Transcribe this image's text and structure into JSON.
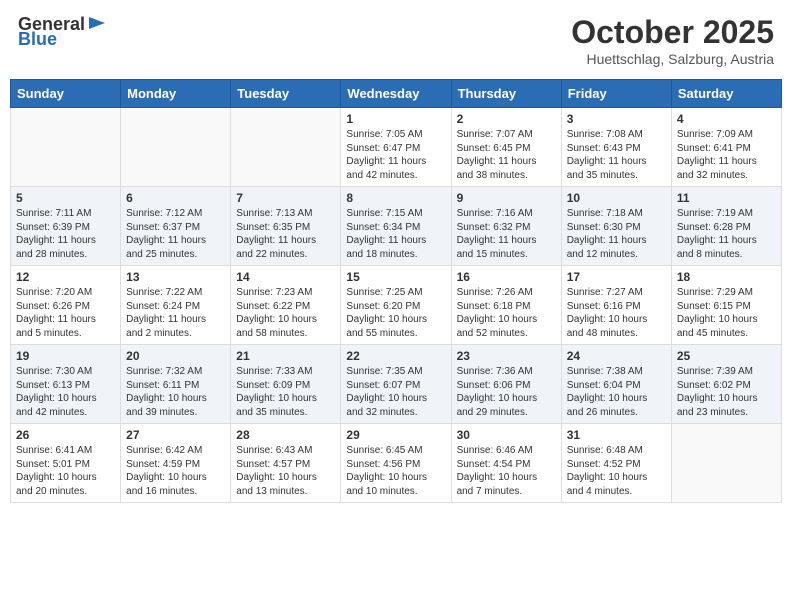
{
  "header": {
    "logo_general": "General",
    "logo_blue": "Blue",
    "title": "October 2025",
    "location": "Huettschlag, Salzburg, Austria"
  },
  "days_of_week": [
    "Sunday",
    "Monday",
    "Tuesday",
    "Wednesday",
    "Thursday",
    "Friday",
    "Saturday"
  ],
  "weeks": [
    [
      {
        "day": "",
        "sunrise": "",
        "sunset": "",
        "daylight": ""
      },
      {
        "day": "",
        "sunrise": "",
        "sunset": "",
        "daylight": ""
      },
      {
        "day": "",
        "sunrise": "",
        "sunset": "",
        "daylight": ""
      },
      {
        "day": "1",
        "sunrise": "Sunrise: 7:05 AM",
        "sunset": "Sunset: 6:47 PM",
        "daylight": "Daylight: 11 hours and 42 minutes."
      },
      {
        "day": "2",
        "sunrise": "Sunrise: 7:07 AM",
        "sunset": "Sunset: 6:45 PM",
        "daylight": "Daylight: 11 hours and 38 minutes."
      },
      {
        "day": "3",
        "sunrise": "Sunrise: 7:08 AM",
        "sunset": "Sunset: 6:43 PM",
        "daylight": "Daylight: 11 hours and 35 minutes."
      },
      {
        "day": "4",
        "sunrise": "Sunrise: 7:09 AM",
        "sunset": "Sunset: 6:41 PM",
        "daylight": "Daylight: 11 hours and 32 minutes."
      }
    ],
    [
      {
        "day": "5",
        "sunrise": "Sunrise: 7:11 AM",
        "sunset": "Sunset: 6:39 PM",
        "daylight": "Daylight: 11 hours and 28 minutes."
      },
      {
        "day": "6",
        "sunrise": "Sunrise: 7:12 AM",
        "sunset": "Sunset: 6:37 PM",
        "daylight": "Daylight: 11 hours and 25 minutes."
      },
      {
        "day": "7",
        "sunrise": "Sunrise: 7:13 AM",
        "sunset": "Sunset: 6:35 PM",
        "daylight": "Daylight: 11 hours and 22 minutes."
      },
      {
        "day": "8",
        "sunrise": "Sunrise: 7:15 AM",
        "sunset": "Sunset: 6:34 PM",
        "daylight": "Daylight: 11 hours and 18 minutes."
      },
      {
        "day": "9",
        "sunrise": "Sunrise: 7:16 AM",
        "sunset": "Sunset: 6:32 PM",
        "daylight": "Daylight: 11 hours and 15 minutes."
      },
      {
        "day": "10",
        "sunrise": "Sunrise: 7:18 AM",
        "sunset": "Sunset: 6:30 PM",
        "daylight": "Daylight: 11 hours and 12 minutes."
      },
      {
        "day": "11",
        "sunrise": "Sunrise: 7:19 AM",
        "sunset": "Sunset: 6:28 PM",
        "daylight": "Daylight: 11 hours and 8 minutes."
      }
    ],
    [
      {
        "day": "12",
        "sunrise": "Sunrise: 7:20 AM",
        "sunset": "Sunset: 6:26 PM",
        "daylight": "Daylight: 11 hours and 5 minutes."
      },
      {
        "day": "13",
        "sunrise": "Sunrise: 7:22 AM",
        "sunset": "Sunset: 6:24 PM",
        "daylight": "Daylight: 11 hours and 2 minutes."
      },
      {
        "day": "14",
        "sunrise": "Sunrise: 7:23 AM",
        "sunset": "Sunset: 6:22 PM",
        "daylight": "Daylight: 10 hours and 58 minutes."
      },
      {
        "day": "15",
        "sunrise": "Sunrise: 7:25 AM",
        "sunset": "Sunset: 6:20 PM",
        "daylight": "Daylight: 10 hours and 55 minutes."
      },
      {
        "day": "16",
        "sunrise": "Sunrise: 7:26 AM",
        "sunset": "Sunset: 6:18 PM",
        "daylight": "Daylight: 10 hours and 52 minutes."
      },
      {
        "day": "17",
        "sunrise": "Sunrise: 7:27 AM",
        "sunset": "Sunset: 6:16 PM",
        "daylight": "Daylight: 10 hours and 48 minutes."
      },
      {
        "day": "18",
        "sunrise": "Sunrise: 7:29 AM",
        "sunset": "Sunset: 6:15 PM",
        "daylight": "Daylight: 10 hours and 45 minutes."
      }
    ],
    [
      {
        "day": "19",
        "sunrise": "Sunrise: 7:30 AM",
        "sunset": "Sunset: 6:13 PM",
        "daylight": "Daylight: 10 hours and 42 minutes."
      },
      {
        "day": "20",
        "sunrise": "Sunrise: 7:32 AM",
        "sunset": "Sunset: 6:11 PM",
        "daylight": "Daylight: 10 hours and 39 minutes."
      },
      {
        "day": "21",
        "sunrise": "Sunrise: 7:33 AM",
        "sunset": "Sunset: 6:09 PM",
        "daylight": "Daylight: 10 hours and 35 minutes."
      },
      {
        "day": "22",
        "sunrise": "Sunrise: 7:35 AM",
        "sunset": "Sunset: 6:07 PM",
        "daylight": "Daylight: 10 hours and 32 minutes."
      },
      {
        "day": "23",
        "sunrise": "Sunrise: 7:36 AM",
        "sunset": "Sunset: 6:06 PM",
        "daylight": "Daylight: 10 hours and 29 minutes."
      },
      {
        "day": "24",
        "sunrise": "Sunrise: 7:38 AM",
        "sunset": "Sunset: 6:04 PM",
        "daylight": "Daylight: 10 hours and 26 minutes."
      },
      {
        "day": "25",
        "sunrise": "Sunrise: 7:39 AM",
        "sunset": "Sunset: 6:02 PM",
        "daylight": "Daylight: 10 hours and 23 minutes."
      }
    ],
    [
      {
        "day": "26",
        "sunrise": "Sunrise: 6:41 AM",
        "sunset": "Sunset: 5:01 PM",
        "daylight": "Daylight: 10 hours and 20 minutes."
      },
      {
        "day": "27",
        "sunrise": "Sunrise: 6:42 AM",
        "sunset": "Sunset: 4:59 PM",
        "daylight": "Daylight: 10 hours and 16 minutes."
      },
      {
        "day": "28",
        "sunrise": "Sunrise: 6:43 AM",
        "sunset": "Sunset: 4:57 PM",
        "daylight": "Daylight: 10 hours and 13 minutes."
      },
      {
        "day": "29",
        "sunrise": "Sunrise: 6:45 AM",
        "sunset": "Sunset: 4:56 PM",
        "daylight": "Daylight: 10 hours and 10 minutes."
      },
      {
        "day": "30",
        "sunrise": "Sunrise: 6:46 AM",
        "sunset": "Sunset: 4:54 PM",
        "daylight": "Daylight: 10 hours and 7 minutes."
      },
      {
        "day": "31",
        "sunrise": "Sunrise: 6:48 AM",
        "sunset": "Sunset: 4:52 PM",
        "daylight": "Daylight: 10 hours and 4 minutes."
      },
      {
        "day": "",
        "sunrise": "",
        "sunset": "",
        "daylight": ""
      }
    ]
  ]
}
+ + + +
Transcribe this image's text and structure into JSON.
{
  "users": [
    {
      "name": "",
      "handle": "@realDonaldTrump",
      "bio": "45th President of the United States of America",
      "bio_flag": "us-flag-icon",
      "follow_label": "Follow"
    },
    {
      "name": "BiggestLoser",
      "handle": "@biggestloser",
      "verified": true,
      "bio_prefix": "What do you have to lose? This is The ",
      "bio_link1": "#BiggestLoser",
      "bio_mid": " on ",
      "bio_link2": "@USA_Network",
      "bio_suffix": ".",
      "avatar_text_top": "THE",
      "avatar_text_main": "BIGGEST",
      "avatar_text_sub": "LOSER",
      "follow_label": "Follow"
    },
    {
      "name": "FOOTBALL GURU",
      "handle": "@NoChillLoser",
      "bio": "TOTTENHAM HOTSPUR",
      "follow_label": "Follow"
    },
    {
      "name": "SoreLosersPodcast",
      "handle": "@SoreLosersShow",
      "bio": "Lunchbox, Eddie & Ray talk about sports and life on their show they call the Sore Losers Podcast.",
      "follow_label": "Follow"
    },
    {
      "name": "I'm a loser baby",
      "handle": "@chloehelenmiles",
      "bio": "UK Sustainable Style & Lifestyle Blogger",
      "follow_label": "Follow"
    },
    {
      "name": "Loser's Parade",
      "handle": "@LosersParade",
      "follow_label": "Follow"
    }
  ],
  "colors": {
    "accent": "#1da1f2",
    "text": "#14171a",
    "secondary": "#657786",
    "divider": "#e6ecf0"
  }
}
+ + + +
### Problem to solve
Every line in the data that holds "name" should be copied out.

### Response to the exercise
      "name": "",
      "name": "BiggestLoser",
      "name": "FOOTBALL GURU",
      "name": "SoreLosersPodcast",
      "name": "I'm a loser baby",
      "name": "Loser's Parade",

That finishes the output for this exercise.